(Reuters) - Federal agents executed search warrants against seven IHOP restaurants owned by a single franchisee in Ohio and Indiana, a spokesman for parent company DineEquity Inc said on Wednesday.
FBI, Internal Revenue Service and U.S. Immigration and Customs Enforcement agents were involved in the searches at each of the seven restaurants on Tuesday morning, Special Agent Scott Wilson of the FBI's Cleveland division told Reuters.
Six of the targeted restaurants are located in Ohio and one is in Indiana. The restaurants have been cleared to reopen.
Local television station WTOL reported that a "well-placed source" with the Toledo Police Department said the investigation involved allegations of money laundering and potentially undocumented workers.
Wilson, of the FBI, said he could not reveal the reason for the investigation because the warrants are under seal.
Agents also searched two residences and one storage unit, said Wilson, who said he could not disclose who owns or leases those properties.
"It's an ongoing criminal investigation," said Immigration and Customs spokesman Khaalid Walls, who also declined to give additional details.
DineEquity spokesman Patrick Lenow said both the company and the franchisee, Tarek Elkafrawi, were cooperating with authorities.
Lenow said Elkafrawi and his attorney were "not offering interviews and do not have any insight into the reasons for the investigation".
Reuters was not immediately able to contact Elkafrawi or his attorney for comment.

Stored data entries:
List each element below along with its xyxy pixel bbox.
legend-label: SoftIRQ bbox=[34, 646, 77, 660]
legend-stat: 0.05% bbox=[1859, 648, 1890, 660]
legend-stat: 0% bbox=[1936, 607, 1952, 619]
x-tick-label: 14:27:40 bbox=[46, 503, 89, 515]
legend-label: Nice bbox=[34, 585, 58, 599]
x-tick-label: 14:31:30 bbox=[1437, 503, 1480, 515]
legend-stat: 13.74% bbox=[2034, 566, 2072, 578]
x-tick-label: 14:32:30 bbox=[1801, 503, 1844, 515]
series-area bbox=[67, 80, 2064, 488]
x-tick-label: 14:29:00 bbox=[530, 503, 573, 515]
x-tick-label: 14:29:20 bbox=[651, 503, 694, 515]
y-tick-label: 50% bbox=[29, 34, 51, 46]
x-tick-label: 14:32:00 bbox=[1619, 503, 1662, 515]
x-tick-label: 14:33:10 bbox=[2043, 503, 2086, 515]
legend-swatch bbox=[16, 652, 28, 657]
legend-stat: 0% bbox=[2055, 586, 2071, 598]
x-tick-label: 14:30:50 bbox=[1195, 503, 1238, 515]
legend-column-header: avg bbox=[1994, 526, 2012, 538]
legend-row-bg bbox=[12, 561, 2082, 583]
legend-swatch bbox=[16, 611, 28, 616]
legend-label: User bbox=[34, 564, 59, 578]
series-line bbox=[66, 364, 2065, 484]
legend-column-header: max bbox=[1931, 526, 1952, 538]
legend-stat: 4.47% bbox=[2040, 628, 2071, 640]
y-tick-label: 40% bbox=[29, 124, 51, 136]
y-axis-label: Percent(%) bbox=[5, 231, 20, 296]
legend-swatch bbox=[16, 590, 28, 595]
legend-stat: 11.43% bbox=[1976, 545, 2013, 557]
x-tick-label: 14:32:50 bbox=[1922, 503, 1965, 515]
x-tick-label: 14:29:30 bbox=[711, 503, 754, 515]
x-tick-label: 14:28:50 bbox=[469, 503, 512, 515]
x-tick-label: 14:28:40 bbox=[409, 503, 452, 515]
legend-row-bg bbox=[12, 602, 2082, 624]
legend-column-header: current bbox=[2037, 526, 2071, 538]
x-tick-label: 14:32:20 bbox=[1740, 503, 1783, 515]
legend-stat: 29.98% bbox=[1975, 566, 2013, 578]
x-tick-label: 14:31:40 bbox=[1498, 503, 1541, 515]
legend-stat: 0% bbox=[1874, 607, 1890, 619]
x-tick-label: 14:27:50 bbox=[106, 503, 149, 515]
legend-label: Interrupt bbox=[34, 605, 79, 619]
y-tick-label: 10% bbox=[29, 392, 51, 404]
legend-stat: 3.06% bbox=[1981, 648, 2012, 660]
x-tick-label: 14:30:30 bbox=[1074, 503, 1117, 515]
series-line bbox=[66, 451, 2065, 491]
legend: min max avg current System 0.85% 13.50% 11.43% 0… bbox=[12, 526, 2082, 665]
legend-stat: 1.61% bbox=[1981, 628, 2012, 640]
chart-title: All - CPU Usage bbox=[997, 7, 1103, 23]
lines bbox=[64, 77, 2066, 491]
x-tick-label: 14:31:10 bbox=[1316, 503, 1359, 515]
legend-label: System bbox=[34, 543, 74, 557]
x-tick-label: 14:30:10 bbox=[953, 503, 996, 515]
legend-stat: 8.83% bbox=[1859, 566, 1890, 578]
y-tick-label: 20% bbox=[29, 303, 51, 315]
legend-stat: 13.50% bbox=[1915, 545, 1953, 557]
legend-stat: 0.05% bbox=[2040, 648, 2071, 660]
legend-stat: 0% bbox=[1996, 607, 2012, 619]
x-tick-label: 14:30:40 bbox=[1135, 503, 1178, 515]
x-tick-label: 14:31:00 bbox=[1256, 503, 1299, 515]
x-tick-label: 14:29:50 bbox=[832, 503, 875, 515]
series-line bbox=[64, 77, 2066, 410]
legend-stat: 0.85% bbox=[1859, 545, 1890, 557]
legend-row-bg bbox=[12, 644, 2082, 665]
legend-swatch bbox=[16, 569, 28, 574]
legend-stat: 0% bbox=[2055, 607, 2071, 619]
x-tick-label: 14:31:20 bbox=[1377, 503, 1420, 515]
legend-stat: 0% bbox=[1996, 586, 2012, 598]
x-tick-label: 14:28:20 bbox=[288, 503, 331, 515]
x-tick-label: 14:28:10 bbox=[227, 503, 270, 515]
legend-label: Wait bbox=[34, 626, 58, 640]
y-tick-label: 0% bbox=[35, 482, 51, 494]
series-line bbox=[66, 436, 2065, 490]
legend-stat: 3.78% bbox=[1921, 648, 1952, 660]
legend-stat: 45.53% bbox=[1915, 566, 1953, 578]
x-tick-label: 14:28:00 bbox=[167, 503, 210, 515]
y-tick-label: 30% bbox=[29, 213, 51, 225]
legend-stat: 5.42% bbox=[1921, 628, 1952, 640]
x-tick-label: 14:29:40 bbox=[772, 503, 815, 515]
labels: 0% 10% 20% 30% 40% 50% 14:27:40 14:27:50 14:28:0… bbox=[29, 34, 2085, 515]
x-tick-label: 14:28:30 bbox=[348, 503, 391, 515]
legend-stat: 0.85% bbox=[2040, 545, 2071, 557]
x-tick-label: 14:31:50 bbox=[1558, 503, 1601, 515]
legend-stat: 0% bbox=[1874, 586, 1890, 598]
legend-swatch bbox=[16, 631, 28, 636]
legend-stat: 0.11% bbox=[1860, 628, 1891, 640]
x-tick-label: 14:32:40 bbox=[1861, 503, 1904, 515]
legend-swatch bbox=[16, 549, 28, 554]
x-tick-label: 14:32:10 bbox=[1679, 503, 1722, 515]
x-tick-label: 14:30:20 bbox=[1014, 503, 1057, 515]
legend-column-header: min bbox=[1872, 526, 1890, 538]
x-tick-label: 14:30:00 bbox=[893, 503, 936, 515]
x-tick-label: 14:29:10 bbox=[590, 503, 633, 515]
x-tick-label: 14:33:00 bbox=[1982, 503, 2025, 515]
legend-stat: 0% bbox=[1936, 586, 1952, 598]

• **Complete the following**
[a] According to the news report on the IHOP searches, why could the FBI's Special Agent Scott Wilson not reveal the reason for the investigation? Answer in one to three sentences.
[b] Continue the news report on the IHOP searches from its final sentence.
The rows bear no relation to the text.

• **Results for each task**
[a] Wilson could not reveal the reason for the investigation because the search warrants are under seal.

[b]
"It is our desire to gain details on the reason for the investigation," said Lenow, who added that the company has been told that the investigation is not linked to terrorism.
U.S. immigration agents have been targeting employers rather than workers since 2009. Chipotle Mexican Grill Inc, the highest-profile target of that crackdown, is the subject of a criminal probe into its hiring practices.
Franchisees of restaurants such as McDonald's Corp, Subway and Chuy's also have been targeted.
Stricter immigration enforcement -- along with tighter post-September 11 national security -- is making it harder for undocumented workers to use their real names and fake or stolen Social Security numbers to get jobs.
In March, eight Pei Wei restaurants in Arizona were temporarily closed following an employment-related identity theft investigation conducted by local authorities.
Those authorities said they arrested more than two dozen undocumented Pei Wei workers suspected of using fake identification to gain employment.
Shares of DineEquity were down 2 percent at $39.60 in afternoon trading.